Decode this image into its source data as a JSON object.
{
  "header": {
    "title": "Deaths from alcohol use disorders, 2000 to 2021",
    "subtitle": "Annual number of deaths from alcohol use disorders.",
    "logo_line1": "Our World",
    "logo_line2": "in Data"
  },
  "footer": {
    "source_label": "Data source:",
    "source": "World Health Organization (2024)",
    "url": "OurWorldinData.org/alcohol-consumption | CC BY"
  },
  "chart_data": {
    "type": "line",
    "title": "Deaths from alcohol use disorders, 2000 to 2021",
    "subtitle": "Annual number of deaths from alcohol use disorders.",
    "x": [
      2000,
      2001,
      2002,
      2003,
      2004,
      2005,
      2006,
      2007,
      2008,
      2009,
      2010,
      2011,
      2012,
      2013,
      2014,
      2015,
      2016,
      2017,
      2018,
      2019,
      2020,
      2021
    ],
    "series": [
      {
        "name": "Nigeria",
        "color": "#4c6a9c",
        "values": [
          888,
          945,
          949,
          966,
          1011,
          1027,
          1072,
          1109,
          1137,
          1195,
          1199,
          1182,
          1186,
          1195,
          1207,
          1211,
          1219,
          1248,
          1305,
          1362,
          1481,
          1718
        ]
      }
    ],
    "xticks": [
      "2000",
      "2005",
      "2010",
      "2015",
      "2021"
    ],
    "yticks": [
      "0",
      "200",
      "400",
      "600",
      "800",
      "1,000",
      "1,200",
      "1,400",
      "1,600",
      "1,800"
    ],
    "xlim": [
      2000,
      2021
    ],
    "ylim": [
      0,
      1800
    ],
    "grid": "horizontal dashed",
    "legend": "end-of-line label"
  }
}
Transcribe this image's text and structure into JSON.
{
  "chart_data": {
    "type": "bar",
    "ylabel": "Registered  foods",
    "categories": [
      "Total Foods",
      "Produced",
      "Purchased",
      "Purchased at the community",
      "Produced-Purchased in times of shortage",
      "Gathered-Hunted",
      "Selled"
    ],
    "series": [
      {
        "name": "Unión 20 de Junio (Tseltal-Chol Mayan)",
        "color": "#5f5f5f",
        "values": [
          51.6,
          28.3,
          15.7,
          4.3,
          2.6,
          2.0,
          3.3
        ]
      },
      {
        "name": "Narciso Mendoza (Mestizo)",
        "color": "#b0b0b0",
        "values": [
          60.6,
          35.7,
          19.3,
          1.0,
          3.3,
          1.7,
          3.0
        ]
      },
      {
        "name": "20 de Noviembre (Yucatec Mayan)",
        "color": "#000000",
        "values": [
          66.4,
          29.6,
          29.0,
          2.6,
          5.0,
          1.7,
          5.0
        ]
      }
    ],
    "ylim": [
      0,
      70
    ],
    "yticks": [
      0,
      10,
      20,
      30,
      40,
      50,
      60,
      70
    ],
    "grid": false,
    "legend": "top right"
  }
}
**********
GOAL: Repeat all of the records above exactly as written.

FINISHED TASK:
Decode this image into its source data as a JSON object.
{
  "header": {
    "title": "Deaths from alcohol use disorders, 2000 to 2021",
    "subtitle": "Annual number of deaths from alcohol use disorders.",
    "logo_line1": "Our World",
    "logo_line2": "in Data"
  },
  "footer": {
    "source_label": "Data source:",
    "source": "World Health Organization (2024)",
    "url": "OurWorldinData.org/alcohol-consumption | CC BY"
  },
  "chart_data": {
    "type": "line",
    "title": "Deaths from alcohol use disorders, 2000 to 2021",
    "subtitle": "Annual number of deaths from alcohol use disorders.",
    "x": [
      2000,
      2001,
      2002,
      2003,
      2004,
      2005,
      2006,
      2007,
      2008,
      2009,
      2010,
      2011,
      2012,
      2013,
      2014,
      2015,
      2016,
      2017,
      2018,
      2019,
      2020,
      2021
    ],
    "series": [
      {
        "name": "Nigeria",
        "color": "#4c6a9c",
        "values": [
          888,
          945,
          949,
          966,
          1011,
          1027,
          1072,
          1109,
          1137,
          1195,
          1199,
          1182,
          1186,
          1195,
          1207,
          1211,
          1219,
          1248,
          1305,
          1362,
          1481,
          1718
        ]
      }
    ],
    "xticks": [
      "2000",
      "2005",
      "2010",
      "2015",
      "2021"
    ],
    "yticks": [
      "0",
      "200",
      "400",
      "600",
      "800",
      "1,000",
      "1,200",
      "1,400",
      "1,600",
      "1,800"
    ],
    "xlim": [
      2000,
      2021
    ],
    "ylim": [
      0,
      1800
    ],
    "grid": "horizontal dashed",
    "legend": "end-of-line label"
  }
}
Transcribe this image's text and structure into JSON.
{
  "chart_data": {
    "type": "bar",
    "ylabel": "Registered  foods",
    "categories": [
      "Total Foods",
      "Produced",
      "Purchased",
      "Purchased at the community",
      "Produced-Purchased in times of shortage",
      "Gathered-Hunted",
      "Selled"
    ],
    "series": [
      {
        "name": "Unión 20 de Junio (Tseltal-Chol Mayan)",
        "color": "#5f5f5f",
        "values": [
          51.6,
          28.3,
          15.7,
          4.3,
          2.6,
          2.0,
          3.3
        ]
      },
      {
        "name": "Narciso Mendoza (Mestizo)",
        "color": "#b0b0b0",
        "values": [
          60.6,
          35.7,
          19.3,
          1.0,
          3.3,
          1.7,
          3.0
        ]
      },
      {
        "name": "20 de Noviembre (Yucatec Mayan)",
        "color": "#000000",
        "values": [
          66.4,
          29.6,
          29.0,
          2.6,
          5.0,
          1.7,
          5.0
        ]
      }
    ],
    "ylim": [
      0,
      70
    ],
    "yticks": [
      0,
      10,
      20,
      30,
      40,
      50,
      60,
      70
    ],
    "grid": false,
    "legend": "top right"
  }
}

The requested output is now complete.